-- Exercise inputs --
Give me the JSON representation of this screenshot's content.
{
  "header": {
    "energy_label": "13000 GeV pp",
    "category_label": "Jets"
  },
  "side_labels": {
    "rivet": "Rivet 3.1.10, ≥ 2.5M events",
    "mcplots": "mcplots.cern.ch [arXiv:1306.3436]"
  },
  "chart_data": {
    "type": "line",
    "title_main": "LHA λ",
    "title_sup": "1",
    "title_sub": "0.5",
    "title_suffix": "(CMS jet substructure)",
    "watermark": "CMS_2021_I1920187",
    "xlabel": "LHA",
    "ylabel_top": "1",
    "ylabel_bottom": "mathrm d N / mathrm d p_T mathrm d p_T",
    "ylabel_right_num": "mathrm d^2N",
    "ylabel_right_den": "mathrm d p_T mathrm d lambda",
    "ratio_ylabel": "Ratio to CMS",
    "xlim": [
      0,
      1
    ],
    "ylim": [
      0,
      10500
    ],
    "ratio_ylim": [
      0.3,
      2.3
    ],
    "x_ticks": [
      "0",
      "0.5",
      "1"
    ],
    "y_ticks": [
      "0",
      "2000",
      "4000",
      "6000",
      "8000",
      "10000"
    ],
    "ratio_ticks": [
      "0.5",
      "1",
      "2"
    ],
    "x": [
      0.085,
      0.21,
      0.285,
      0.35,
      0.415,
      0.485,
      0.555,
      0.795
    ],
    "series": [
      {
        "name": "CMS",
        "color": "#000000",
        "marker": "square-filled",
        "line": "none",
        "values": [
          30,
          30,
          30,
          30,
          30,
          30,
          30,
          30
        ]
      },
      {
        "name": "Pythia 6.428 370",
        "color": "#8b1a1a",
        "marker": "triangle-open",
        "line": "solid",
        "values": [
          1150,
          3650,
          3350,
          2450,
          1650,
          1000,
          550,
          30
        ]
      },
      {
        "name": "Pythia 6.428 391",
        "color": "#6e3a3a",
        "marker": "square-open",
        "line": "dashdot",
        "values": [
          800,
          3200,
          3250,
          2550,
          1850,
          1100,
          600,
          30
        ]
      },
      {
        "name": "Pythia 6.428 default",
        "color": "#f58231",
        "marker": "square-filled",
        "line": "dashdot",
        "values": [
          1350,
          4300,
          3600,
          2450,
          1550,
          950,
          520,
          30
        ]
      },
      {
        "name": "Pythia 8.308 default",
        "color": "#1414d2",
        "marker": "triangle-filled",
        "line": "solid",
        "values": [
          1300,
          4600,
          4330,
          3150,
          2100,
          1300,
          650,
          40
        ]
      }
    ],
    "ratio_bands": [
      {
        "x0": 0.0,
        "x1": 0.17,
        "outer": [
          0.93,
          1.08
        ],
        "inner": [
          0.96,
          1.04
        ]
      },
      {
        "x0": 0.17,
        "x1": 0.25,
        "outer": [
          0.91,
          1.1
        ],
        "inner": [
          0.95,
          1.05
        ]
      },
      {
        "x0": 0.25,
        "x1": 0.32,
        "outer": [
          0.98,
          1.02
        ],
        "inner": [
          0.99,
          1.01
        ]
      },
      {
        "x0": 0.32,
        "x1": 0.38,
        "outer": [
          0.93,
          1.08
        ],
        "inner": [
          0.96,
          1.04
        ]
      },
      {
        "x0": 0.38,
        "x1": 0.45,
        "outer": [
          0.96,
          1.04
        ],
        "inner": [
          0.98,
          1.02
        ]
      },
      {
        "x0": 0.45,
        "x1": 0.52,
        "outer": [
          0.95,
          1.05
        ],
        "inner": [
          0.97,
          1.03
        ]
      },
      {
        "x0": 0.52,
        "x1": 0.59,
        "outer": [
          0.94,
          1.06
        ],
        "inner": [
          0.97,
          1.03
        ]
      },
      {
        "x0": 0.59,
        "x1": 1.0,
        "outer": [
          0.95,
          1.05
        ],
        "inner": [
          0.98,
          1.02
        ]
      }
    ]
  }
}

-- Your instructions --
Transcribe all of the lines in the records precisely.

-- Full output --
Give me the JSON representation of this screenshot's content.
{
  "header": {
    "energy_label": "13000 GeV pp",
    "category_label": "Jets"
  },
  "side_labels": {
    "rivet": "Rivet 3.1.10, ≥ 2.5M events",
    "mcplots": "mcplots.cern.ch [arXiv:1306.3436]"
  },
  "chart_data": {
    "type": "line",
    "title_main": "LHA λ",
    "title_sup": "1",
    "title_sub": "0.5",
    "title_suffix": "(CMS jet substructure)",
    "watermark": "CMS_2021_I1920187",
    "xlabel": "LHA",
    "ylabel_top": "1",
    "ylabel_bottom": "mathrm d N / mathrm d p_T mathrm d p_T",
    "ylabel_right_num": "mathrm d^2N",
    "ylabel_right_den": "mathrm d p_T mathrm d lambda",
    "ratio_ylabel": "Ratio to CMS",
    "xlim": [
      0,
      1
    ],
    "ylim": [
      0,
      10500
    ],
    "ratio_ylim": [
      0.3,
      2.3
    ],
    "x_ticks": [
      "0",
      "0.5",
      "1"
    ],
    "y_ticks": [
      "0",
      "2000",
      "4000",
      "6000",
      "8000",
      "10000"
    ],
    "ratio_ticks": [
      "0.5",
      "1",
      "2"
    ],
    "x": [
      0.085,
      0.21,
      0.285,
      0.35,
      0.415,
      0.485,
      0.555,
      0.795
    ],
    "series": [
      {
        "name": "CMS",
        "color": "#000000",
        "marker": "square-filled",
        "line": "none",
        "values": [
          30,
          30,
          30,
          30,
          30,
          30,
          30,
          30
        ]
      },
      {
        "name": "Pythia 6.428 370",
        "color": "#8b1a1a",
        "marker": "triangle-open",
        "line": "solid",
        "values": [
          1150,
          3650,
          3350,
          2450,
          1650,
          1000,
          550,
          30
        ]
      },
      {
        "name": "Pythia 6.428 391",
        "color": "#6e3a3a",
        "marker": "square-open",
        "line": "dashdot",
        "values": [
          800,
          3200,
          3250,
          2550,
          1850,
          1100,
          600,
          30
        ]
      },
      {
        "name": "Pythia 6.428 default",
        "color": "#f58231",
        "marker": "square-filled",
        "line": "dashdot",
        "values": [
          1350,
          4300,
          3600,
          2450,
          1550,
          950,
          520,
          30
        ]
      },
      {
        "name": "Pythia 8.308 default",
        "color": "#1414d2",
        "marker": "triangle-filled",
        "line": "solid",
        "values": [
          1300,
          4600,
          4330,
          3150,
          2100,
          1300,
          650,
          40
        ]
      }
    ],
    "ratio_bands": [
      {
        "x0": 0.0,
        "x1": 0.17,
        "outer": [
          0.93,
          1.08
        ],
        "inner": [
          0.96,
          1.04
        ]
      },
      {
        "x0": 0.17,
        "x1": 0.25,
        "outer": [
          0.91,
          1.1
        ],
        "inner": [
          0.95,
          1.05
        ]
      },
      {
        "x0": 0.25,
        "x1": 0.32,
        "outer": [
          0.98,
          1.02
        ],
        "inner": [
          0.99,
          1.01
        ]
      },
      {
        "x0": 0.32,
        "x1": 0.38,
        "outer": [
          0.93,
          1.08
        ],
        "inner": [
          0.96,
          1.04
        ]
      },
      {
        "x0": 0.38,
        "x1": 0.45,
        "outer": [
          0.96,
          1.04
        ],
        "inner": [
          0.98,
          1.02
        ]
      },
      {
        "x0": 0.45,
        "x1": 0.52,
        "outer": [
          0.95,
          1.05
        ],
        "inner": [
          0.97,
          1.03
        ]
      },
      {
        "x0": 0.52,
        "x1": 0.59,
        "outer": [
          0.94,
          1.06
        ],
        "inner": [
          0.97,
          1.03
        ]
      },
      {
        "x0": 0.59,
        "x1": 1.0,
        "outer": [
          0.95,
          1.05
        ],
        "inner": [
          0.98,
          1.02
        ]
      }
    ]
  }
}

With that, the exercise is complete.